▶ Provided material
___

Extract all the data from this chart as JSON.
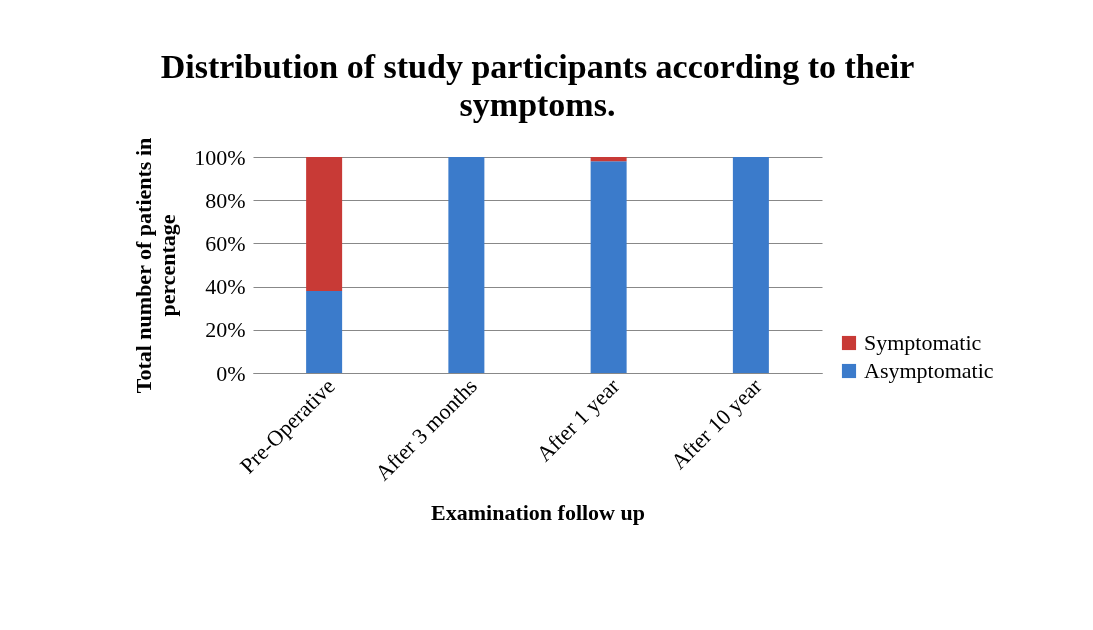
{
  "chart_data": {
    "type": "bar",
    "title": "Distribution of study participants according to their symptoms.",
    "xlabel": "Examination follow up",
    "ylabel": "Total number of patients in percentage",
    "categories": [
      "Pre-Operative",
      "After 3 months",
      "After 1 year",
      "After 10 year"
    ],
    "stacked": true,
    "series": [
      {
        "name": "Asymptomatic",
        "color": "#3b7bcb",
        "values": [
          38,
          100,
          98,
          100
        ]
      },
      {
        "name": "Symptomatic",
        "color": "#c83a36",
        "values": [
          62,
          0,
          2,
          0
        ]
      }
    ],
    "ylim": [
      0,
      100
    ],
    "yticks": [
      {
        "value": 0,
        "label": "0%"
      },
      {
        "value": 20,
        "label": "20%"
      },
      {
        "value": 40,
        "label": "40%"
      },
      {
        "value": 60,
        "label": "60%"
      },
      {
        "value": 80,
        "label": "80%"
      },
      {
        "value": 100,
        "label": "100%"
      }
    ],
    "grid": "y",
    "legend": "right"
  }
}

___

▶ Your goal
Print the records above word for word, omitting any picture they contain.

▶ Solution for this exercise
Extract all the data from this chart as JSON.
{
  "chart_data": {
    "type": "bar",
    "title": "Distribution of study participants according to their symptoms.",
    "xlabel": "Examination follow up",
    "ylabel": "Total number of patients in percentage",
    "categories": [
      "Pre-Operative",
      "After 3 months",
      "After 1 year",
      "After 10 year"
    ],
    "stacked": true,
    "series": [
      {
        "name": "Asymptomatic",
        "color": "#3b7bcb",
        "values": [
          38,
          100,
          98,
          100
        ]
      },
      {
        "name": "Symptomatic",
        "color": "#c83a36",
        "values": [
          62,
          0,
          2,
          0
        ]
      }
    ],
    "ylim": [
      0,
      100
    ],
    "yticks": [
      {
        "value": 0,
        "label": "0%"
      },
      {
        "value": 20,
        "label": "20%"
      },
      {
        "value": 40,
        "label": "40%"
      },
      {
        "value": 60,
        "label": "60%"
      },
      {
        "value": 80,
        "label": "80%"
      },
      {
        "value": 100,
        "label": "100%"
      }
    ],
    "grid": "y",
    "legend": "right"
  }
}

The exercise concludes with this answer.